Written problem: Gather all lines in the entries that include the word "hora".
··········
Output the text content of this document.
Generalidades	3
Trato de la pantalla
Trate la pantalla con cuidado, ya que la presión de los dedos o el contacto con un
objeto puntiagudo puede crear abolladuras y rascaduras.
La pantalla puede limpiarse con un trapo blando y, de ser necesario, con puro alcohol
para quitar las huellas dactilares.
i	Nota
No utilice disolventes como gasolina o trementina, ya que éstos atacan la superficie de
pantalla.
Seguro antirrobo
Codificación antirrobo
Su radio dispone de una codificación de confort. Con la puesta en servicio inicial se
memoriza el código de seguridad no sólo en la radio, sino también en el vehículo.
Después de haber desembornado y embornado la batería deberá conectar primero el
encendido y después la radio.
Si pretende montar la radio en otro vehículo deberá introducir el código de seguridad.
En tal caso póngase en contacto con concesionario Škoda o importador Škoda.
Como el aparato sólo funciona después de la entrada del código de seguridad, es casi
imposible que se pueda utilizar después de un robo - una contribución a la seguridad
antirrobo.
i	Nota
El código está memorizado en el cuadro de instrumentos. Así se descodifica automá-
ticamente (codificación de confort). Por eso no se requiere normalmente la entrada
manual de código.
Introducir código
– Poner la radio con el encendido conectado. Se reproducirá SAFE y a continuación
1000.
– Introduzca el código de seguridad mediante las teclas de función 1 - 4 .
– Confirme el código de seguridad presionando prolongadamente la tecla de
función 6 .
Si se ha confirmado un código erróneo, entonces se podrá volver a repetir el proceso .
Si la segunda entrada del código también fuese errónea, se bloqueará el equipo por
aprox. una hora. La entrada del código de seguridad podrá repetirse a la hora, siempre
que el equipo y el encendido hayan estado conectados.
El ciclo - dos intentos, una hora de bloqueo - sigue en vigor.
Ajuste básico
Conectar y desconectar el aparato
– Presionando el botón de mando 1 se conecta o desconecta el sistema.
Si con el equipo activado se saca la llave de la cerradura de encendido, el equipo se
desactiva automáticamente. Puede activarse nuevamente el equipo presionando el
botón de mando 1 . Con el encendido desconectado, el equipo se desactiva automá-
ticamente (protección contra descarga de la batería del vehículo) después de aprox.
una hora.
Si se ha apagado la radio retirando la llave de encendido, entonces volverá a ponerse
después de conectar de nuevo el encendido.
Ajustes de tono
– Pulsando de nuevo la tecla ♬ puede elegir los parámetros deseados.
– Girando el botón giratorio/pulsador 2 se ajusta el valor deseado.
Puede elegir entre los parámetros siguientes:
··········
Answer to the exercise:
aprox. una hora. La entrada del código de seguridad podrá repetirse a la hora, siempre
El ciclo - dos intentos, una hora de bloqueo - sigue en vigor.
una hora.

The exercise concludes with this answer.